Lines of data
START

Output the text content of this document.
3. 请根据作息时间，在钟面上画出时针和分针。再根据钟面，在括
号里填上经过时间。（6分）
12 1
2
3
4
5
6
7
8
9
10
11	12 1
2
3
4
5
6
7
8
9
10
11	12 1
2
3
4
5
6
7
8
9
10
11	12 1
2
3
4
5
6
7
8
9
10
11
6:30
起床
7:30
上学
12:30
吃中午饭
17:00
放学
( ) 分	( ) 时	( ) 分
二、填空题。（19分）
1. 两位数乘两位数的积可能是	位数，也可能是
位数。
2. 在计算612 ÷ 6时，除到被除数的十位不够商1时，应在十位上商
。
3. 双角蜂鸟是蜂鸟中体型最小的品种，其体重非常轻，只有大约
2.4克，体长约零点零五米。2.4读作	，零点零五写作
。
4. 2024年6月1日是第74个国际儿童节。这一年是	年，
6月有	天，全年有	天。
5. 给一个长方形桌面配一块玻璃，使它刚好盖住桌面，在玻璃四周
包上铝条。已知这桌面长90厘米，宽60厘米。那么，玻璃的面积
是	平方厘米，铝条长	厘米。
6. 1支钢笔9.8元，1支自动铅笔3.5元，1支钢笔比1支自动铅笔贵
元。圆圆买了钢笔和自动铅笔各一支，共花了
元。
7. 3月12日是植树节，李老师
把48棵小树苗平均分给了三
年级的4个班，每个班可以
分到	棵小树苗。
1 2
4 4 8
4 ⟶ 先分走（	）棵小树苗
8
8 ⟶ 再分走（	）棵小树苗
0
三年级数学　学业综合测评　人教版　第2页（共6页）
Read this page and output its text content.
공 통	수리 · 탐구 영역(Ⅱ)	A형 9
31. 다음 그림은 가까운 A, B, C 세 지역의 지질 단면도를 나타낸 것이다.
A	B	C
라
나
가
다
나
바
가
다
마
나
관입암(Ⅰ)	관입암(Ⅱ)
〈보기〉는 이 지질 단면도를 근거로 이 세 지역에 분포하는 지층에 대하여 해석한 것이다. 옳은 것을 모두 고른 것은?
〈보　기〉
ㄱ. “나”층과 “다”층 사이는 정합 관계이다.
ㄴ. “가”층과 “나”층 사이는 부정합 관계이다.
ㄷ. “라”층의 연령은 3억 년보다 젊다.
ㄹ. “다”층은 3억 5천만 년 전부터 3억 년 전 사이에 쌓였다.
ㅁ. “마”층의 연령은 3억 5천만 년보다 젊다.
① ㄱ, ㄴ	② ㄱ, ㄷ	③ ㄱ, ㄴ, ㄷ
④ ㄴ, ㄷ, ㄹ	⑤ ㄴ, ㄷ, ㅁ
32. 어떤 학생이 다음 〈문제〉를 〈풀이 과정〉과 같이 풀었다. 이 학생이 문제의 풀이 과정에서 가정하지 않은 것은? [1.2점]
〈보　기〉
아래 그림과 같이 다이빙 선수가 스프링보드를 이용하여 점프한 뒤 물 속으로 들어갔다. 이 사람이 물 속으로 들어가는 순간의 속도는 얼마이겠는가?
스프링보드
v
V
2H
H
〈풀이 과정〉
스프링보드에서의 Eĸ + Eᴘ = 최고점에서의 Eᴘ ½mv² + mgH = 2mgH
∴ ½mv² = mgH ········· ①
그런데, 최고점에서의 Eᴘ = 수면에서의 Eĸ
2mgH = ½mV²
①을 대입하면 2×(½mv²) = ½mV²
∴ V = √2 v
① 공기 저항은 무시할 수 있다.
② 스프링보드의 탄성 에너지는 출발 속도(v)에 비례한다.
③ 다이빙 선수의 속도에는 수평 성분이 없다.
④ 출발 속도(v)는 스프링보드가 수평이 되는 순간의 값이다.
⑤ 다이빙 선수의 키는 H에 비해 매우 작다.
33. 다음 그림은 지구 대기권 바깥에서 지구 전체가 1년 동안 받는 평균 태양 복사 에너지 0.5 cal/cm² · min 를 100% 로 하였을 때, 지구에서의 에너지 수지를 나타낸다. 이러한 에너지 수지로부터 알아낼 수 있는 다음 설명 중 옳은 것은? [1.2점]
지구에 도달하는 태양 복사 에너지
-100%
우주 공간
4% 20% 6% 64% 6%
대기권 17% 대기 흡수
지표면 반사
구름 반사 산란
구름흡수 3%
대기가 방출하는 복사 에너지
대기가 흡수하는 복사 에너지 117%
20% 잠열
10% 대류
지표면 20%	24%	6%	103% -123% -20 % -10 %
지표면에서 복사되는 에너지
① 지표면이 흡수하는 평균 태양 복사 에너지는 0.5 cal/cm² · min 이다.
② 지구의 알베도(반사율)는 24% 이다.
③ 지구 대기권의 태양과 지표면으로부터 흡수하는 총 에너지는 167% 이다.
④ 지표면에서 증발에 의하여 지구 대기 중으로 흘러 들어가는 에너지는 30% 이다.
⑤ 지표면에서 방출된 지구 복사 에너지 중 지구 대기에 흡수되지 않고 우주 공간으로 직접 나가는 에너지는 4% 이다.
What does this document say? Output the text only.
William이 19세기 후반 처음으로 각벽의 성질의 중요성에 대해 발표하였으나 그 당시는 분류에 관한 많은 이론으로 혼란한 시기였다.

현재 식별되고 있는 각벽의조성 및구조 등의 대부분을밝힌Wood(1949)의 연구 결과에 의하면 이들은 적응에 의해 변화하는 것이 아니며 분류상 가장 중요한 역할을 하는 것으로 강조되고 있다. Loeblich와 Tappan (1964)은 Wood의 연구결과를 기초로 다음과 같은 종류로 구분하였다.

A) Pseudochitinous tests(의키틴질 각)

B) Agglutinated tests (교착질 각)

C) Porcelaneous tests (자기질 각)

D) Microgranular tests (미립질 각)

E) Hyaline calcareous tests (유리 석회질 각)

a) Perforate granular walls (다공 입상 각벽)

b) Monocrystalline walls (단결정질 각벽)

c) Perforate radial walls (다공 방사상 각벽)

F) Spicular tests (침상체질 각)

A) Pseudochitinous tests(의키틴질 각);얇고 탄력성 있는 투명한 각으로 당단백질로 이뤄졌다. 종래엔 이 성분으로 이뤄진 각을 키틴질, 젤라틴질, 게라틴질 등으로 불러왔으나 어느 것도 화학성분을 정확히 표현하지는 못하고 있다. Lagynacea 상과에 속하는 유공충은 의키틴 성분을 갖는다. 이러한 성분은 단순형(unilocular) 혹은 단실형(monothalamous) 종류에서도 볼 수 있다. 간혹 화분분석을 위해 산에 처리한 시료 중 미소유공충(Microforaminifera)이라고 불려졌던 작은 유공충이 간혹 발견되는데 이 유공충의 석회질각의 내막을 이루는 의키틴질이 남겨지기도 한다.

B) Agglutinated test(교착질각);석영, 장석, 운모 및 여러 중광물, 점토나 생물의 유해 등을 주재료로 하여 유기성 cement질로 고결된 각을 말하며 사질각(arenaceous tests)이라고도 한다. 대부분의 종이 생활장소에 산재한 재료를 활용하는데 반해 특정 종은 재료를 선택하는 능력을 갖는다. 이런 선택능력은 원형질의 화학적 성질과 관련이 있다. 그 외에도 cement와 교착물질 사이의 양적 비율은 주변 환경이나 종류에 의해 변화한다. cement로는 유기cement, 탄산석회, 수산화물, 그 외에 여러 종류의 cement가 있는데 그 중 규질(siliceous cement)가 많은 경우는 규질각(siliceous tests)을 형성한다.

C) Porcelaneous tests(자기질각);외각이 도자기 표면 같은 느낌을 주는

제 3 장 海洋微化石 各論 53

END

WHAT IS BEING ASKED:
Report the number of lines above containing the word "지표면에서", with no other text.

RESULT OF THE TASK:
3